Given exercise:
Set down the material below in full, matching it exactly.

Task material:
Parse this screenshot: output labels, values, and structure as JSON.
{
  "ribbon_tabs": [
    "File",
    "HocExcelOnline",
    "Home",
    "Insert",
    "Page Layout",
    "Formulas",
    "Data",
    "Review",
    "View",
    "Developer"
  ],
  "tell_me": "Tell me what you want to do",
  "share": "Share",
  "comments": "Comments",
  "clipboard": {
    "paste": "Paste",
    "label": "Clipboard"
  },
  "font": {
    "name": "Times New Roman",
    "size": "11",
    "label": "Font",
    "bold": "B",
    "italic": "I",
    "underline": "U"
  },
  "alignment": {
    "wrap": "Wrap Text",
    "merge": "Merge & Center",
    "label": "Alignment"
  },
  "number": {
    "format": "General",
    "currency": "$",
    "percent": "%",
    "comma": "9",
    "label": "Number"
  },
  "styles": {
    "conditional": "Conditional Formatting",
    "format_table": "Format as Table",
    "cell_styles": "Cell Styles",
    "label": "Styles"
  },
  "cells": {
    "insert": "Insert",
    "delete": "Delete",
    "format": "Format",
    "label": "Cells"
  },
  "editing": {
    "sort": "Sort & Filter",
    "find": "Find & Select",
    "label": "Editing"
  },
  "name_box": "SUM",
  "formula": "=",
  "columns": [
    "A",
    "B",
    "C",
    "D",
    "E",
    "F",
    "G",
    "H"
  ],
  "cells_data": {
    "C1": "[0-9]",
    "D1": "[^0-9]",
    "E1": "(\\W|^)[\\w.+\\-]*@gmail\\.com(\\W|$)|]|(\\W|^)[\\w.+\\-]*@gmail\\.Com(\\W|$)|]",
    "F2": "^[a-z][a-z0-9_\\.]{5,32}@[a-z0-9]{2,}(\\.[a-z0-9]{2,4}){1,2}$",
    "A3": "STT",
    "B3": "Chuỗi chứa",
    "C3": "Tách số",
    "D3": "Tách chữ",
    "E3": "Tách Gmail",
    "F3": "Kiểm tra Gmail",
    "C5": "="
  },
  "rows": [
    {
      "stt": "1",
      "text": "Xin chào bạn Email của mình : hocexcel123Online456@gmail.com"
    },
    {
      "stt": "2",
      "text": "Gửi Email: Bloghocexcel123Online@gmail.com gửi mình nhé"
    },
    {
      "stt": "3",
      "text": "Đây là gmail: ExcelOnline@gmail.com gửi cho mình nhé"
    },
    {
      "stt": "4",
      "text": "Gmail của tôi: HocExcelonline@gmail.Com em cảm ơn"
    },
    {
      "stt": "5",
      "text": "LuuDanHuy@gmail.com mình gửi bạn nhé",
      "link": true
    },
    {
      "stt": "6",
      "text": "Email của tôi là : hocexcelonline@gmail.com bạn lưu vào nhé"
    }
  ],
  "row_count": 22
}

Task result:
Parse this screenshot: output labels, values, and structure as JSON.
{
  "ribbon_tabs": [
    "File",
    "HocExcelOnline",
    "Home",
    "Insert",
    "Page Layout",
    "Formulas",
    "Data",
    "Review",
    "View",
    "Developer"
  ],
  "tell_me": "Tell me what you want to do",
  "share": "Share",
  "comments": "Comments",
  "clipboard": {
    "paste": "Paste",
    "label": "Clipboard"
  },
  "font": {
    "name": "Times New Roman",
    "size": "11",
    "label": "Font",
    "bold": "B",
    "italic": "I",
    "underline": "U"
  },
  "alignment": {
    "wrap": "Wrap Text",
    "merge": "Merge & Center",
    "label": "Alignment"
  },
  "number": {
    "format": "General",
    "currency": "$",
    "percent": "%",
    "comma": "9",
    "label": "Number"
  },
  "styles": {
    "conditional": "Conditional Formatting",
    "format_table": "Format as Table",
    "cell_styles": "Cell Styles",
    "label": "Styles"
  },
  "cells": {
    "insert": "Insert",
    "delete": "Delete",
    "format": "Format",
    "label": "Cells"
  },
  "editing": {
    "sort": "Sort & Filter",
    "find": "Find & Select",
    "label": "Editing"
  },
  "name_box": "SUM",
  "formula": "=",
  "columns": [
    "A",
    "B",
    "C",
    "D",
    "E",
    "F",
    "G",
    "H"
  ],
  "cells_data": {
    "C1": "[0-9]",
    "D1": "[^0-9]",
    "E1": "(\\W|^)[\\w.+\\-]*@gmail\\.com(\\W|$)|]|(\\W|^)[\\w.+\\-]*@gmail\\.Com(\\W|$)|]",
    "F2": "^[a-z][a-z0-9_\\.]{5,32}@[a-z0-9]{2,}(\\.[a-z0-9]{2,4}){1,2}$",
    "A3": "STT",
    "B3": "Chuỗi chứa",
    "C3": "Tách số",
    "D3": "Tách chữ",
    "E3": "Tách Gmail",
    "F3": "Kiểm tra Gmail",
    "C5": "="
  },
  "rows": [
    {
      "stt": "1",
      "text": "Xin chào bạn Email của mình : hocexcel123Online456@gmail.com"
    },
    {
      "stt": "2",
      "text": "Gửi Email: Bloghocexcel123Online@gmail.com gửi mình nhé"
    },
    {
      "stt": "3",
      "text": "Đây là gmail: ExcelOnline@gmail.com gửi cho mình nhé"
    },
    {
      "stt": "4",
      "text": "Gmail của tôi: HocExcelonline@gmail.Com em cảm ơn"
    },
    {
      "stt": "5",
      "text": "LuuDanHuy@gmail.com mình gửi bạn nhé",
      "link": true
    },
    {
      "stt": "6",
      "text": "Email của tôi là : hocexcelonline@gmail.com bạn lưu vào nhé"
    }
  ],
  "row_count": 22
}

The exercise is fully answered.